# WHAT IS REQUIRED:
Locate every line in the records below that contains the word "JSON", and copy each one.

───── SUPPLIED RECORDS

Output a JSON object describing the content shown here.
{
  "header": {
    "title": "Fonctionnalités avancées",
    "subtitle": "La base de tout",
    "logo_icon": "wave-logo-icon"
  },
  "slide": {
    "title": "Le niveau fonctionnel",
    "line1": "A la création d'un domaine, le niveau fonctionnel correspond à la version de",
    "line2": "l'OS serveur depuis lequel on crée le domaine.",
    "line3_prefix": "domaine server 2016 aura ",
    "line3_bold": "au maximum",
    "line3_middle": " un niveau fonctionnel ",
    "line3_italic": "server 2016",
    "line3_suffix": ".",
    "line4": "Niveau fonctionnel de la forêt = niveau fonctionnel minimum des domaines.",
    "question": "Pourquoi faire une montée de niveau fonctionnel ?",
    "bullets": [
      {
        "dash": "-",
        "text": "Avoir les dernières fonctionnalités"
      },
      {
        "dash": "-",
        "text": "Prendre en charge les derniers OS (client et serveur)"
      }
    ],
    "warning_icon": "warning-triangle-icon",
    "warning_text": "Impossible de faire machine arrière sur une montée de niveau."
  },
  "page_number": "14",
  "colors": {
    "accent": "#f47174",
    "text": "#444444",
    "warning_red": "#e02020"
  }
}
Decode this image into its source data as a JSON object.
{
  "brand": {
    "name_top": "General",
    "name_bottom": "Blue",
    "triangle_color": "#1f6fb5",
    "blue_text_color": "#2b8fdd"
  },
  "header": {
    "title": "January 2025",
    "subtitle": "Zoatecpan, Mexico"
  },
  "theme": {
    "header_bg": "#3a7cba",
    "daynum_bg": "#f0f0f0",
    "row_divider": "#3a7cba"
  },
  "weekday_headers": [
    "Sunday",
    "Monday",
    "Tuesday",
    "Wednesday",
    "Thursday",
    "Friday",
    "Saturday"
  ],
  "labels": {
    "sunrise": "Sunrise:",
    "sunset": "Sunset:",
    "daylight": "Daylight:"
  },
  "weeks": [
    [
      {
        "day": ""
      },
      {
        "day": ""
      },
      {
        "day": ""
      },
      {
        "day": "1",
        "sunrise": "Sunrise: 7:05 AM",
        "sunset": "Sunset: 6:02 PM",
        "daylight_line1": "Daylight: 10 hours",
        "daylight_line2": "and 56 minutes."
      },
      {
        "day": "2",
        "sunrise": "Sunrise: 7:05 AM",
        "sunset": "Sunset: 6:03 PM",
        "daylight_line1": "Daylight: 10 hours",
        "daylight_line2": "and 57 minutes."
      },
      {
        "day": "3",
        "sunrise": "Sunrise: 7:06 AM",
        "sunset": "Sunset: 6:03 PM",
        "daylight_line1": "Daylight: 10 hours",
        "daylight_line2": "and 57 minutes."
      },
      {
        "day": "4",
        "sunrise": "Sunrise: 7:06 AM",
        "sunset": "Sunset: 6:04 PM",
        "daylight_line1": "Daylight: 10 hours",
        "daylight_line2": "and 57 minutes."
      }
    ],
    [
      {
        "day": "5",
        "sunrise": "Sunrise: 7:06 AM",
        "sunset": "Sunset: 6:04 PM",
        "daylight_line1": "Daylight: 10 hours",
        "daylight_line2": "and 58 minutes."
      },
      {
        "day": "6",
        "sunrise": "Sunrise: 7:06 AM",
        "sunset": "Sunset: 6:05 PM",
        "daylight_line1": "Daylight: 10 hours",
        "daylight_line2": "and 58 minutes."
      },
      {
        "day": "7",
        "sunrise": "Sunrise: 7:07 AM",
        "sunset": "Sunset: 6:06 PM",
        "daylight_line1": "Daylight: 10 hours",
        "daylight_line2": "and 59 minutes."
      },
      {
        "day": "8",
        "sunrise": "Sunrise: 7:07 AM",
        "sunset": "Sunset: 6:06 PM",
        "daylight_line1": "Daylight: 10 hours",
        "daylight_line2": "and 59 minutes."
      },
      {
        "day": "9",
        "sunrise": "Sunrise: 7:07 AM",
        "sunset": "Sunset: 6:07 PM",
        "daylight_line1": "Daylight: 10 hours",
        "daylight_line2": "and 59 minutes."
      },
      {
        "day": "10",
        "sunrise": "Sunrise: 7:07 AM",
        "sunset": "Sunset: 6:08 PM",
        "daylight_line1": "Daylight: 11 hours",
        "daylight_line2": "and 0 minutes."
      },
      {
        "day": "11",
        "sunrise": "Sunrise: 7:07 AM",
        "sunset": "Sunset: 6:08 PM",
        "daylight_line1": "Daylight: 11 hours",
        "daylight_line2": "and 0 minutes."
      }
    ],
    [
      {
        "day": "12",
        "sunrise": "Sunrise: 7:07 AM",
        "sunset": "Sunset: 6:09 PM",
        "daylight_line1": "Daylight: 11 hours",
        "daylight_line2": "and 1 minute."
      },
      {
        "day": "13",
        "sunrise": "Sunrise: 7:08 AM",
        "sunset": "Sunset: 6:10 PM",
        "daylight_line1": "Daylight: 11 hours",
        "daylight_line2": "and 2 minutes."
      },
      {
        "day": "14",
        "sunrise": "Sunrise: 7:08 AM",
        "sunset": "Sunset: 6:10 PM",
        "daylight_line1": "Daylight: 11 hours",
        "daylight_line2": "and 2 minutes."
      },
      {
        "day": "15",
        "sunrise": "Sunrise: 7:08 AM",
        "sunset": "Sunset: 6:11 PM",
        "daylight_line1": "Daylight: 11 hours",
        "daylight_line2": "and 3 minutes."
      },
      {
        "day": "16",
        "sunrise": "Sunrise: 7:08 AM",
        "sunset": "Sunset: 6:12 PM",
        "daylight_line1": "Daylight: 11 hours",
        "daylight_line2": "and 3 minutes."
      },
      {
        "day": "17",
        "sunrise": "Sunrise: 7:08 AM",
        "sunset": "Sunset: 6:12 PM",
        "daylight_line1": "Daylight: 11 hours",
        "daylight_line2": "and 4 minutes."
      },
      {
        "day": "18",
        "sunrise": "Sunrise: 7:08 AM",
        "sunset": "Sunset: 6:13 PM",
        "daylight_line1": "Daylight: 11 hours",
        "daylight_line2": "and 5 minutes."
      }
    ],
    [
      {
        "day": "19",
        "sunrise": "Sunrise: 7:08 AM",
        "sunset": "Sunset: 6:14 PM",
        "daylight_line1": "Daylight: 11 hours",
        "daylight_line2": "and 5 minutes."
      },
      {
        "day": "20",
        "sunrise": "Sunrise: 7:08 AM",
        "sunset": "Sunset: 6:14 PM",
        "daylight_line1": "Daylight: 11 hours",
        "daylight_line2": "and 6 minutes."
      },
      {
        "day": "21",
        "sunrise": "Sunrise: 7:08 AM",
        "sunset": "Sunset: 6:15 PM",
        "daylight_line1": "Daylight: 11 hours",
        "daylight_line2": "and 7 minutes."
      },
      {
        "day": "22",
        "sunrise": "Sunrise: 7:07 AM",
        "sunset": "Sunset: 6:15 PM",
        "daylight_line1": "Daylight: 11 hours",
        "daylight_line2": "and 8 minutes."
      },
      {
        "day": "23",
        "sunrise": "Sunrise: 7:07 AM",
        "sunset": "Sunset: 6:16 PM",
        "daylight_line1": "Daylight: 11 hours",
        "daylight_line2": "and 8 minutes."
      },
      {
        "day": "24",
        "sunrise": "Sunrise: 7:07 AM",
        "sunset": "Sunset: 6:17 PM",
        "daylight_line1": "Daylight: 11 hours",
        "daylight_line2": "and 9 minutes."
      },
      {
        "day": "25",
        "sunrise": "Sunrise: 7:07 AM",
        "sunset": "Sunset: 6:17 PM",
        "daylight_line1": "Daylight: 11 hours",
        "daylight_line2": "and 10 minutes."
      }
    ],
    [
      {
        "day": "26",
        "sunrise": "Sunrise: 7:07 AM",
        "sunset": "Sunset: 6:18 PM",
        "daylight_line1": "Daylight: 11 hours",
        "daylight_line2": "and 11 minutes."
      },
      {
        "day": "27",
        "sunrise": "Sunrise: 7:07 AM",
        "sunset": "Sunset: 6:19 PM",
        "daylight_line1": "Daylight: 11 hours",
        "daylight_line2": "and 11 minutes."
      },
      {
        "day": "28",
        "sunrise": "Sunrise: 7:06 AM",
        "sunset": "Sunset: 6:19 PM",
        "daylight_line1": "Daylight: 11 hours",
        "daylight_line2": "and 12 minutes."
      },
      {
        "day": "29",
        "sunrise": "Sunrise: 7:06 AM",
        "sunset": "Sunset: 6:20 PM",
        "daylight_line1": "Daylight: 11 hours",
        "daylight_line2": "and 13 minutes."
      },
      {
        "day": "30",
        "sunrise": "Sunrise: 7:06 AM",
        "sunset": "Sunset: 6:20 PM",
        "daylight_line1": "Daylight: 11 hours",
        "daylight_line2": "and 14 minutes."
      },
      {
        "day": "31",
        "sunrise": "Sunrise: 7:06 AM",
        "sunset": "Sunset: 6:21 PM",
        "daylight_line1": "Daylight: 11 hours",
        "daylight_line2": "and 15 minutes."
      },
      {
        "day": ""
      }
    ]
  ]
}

──────────

# SOLUTION TO THE PROBLEM:
Output a JSON object describing the content shown here.
Decode this image into its source data as a JSON object.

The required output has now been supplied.